For this exercise, copy out each line of the material below that includes "image".

A run of records
— BEGIN —

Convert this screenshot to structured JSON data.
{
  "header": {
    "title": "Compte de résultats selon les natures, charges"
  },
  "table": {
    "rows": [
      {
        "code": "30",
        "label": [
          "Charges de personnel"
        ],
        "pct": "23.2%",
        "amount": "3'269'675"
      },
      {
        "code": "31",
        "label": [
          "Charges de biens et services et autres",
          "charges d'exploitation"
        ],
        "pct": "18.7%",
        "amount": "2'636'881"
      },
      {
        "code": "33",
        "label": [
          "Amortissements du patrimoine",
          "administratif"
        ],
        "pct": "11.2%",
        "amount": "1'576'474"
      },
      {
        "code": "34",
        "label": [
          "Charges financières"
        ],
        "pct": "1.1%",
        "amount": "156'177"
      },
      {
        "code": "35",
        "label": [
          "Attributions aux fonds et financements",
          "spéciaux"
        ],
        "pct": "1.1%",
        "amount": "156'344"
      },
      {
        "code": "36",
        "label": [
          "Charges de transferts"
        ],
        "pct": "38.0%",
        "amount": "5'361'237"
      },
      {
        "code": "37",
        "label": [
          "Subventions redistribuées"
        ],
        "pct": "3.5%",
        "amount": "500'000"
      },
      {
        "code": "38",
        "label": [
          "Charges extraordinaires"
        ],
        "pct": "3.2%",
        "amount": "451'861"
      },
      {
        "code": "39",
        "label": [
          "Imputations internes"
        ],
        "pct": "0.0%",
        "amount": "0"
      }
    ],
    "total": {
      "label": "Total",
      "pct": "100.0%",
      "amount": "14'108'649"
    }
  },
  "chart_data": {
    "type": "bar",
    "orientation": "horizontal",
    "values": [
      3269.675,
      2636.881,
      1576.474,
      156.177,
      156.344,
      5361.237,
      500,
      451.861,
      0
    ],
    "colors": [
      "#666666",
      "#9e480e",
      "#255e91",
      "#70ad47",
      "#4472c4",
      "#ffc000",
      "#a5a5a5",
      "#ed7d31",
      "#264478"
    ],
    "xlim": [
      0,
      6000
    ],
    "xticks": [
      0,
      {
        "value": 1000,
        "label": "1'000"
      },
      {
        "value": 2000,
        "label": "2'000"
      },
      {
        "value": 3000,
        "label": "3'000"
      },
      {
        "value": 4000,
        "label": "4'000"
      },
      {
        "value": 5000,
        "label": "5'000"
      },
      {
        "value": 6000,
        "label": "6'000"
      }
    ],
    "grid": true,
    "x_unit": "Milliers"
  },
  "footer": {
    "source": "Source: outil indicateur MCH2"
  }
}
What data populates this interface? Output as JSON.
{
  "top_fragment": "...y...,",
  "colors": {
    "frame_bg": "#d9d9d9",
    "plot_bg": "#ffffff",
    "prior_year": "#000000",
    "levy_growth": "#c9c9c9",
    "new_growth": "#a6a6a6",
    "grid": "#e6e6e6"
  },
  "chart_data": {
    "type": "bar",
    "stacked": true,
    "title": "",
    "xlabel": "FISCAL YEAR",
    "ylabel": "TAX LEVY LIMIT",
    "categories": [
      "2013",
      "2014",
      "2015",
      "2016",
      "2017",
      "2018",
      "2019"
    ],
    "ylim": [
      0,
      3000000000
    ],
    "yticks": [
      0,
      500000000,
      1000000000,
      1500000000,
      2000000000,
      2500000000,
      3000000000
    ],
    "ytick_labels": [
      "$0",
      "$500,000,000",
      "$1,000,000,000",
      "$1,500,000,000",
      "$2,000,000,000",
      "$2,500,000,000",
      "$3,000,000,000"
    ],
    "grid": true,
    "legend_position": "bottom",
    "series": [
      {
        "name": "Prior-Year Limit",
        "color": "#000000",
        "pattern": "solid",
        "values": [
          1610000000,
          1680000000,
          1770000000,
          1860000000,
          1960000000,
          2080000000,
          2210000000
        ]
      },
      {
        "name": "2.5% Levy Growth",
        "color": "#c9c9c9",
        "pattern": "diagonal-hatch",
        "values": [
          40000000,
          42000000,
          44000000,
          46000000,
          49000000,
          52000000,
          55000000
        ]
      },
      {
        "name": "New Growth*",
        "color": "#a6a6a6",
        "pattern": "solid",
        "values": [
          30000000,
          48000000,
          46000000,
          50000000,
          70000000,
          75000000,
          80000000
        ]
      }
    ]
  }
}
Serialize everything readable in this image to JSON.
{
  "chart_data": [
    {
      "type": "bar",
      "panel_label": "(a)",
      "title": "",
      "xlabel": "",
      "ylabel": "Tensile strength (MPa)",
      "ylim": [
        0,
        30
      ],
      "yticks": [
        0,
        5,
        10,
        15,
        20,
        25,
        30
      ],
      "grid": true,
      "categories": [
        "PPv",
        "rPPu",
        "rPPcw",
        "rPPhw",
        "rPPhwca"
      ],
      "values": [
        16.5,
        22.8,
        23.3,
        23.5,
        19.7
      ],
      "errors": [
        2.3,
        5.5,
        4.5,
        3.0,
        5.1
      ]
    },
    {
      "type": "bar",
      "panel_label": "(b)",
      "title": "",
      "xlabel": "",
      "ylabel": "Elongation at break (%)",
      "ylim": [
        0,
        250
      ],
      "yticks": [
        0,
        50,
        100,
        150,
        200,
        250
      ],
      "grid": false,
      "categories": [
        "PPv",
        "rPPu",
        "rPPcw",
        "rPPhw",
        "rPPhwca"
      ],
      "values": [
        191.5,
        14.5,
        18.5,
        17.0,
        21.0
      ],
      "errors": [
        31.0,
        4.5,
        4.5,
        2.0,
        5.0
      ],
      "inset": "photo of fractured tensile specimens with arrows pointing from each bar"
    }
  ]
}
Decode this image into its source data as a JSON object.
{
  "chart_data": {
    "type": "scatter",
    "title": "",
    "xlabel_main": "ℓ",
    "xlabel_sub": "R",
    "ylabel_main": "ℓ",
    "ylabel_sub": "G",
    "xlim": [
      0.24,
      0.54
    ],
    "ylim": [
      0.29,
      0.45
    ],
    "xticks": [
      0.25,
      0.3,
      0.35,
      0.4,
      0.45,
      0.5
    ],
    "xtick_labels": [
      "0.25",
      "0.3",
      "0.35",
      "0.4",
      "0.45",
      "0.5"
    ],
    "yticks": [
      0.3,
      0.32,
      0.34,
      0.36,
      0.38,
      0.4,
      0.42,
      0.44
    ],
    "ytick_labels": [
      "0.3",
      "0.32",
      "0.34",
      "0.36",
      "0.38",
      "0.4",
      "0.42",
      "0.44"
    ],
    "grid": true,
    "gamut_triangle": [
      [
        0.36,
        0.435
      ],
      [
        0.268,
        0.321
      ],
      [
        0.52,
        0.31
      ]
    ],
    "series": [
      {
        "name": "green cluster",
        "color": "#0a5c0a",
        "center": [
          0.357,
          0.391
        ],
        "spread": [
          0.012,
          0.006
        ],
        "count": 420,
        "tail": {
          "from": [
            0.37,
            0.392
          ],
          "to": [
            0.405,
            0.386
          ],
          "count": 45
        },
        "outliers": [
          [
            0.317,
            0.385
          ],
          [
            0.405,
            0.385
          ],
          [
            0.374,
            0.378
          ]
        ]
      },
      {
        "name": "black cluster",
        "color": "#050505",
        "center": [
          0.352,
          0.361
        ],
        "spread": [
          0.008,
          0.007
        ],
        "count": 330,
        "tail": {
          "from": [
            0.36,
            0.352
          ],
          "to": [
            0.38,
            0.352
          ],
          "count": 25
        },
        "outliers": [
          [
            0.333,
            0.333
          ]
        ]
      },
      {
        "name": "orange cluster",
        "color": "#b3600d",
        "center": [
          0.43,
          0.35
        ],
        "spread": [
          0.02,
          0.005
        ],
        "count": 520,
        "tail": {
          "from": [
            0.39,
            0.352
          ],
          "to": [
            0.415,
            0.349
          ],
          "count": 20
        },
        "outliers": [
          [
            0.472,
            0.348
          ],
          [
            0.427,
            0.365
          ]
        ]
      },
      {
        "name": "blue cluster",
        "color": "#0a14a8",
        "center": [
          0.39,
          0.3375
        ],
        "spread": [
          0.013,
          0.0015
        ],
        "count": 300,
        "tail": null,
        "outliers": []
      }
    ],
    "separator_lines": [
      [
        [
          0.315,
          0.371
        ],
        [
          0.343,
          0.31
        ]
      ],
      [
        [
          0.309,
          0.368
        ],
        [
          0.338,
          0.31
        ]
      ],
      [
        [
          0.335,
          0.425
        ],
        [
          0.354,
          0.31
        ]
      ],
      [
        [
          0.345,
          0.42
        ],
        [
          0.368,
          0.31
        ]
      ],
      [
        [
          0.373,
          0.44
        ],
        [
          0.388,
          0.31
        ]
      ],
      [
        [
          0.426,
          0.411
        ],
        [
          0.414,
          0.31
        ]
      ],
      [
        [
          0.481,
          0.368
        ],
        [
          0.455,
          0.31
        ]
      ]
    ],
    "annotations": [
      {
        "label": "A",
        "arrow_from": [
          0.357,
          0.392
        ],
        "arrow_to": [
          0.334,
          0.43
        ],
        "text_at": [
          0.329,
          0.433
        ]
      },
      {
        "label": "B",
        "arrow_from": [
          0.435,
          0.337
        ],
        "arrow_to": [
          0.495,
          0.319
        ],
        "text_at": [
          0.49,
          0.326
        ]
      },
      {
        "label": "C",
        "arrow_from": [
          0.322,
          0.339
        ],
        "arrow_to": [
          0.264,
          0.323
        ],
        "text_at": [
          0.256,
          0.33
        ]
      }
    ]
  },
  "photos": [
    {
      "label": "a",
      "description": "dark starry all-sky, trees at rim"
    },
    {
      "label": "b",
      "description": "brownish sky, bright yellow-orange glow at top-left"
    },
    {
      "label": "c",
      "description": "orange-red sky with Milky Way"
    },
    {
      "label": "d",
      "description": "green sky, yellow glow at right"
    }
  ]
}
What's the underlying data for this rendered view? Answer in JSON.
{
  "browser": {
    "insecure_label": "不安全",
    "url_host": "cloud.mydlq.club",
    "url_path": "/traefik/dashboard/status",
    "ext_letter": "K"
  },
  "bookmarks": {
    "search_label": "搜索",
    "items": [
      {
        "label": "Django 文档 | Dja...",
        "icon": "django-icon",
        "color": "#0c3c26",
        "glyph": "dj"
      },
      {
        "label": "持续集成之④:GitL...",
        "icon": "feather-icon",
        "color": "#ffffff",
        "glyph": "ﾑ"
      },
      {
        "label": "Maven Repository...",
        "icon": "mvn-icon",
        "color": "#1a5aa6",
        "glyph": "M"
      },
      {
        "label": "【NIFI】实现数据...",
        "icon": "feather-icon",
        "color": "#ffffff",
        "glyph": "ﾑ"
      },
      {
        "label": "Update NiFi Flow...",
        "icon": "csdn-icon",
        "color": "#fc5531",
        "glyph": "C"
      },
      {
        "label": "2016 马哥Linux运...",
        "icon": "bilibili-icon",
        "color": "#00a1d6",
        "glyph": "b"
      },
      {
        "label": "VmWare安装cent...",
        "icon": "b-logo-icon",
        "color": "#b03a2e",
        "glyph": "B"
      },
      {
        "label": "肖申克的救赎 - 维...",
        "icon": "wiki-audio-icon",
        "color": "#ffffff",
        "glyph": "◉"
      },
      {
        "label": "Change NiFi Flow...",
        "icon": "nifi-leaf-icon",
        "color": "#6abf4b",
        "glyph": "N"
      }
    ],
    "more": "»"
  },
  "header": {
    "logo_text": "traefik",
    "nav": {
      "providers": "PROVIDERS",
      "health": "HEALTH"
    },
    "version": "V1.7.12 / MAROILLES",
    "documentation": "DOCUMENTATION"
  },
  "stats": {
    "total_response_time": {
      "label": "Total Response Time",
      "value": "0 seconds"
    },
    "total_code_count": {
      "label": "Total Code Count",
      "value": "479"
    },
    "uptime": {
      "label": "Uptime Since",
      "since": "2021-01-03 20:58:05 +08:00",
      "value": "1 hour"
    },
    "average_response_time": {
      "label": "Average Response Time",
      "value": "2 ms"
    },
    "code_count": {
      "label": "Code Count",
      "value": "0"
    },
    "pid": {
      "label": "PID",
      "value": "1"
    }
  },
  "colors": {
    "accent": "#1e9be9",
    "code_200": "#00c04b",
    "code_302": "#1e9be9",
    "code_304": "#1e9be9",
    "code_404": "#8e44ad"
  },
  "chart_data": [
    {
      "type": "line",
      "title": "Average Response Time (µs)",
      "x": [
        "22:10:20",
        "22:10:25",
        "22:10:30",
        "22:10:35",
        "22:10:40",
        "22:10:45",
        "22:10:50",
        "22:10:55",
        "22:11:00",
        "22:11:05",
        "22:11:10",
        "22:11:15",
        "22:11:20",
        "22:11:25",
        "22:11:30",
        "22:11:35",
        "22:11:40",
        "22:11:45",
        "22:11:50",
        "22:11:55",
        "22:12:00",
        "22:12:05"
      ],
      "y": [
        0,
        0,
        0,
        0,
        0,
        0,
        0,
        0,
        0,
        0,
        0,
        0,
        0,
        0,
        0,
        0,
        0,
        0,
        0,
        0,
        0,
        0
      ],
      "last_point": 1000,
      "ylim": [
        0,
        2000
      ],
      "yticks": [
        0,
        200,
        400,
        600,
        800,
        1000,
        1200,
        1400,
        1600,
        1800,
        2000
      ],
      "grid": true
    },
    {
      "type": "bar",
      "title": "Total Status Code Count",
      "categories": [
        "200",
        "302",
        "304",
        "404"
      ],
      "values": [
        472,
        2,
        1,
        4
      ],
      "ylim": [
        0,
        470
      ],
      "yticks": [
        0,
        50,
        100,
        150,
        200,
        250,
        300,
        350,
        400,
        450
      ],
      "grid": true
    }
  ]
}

— END —

**TASK RESPONSE**
Serialize everything readable in this image to JSON.
Decode this image into its source data as a JSON object.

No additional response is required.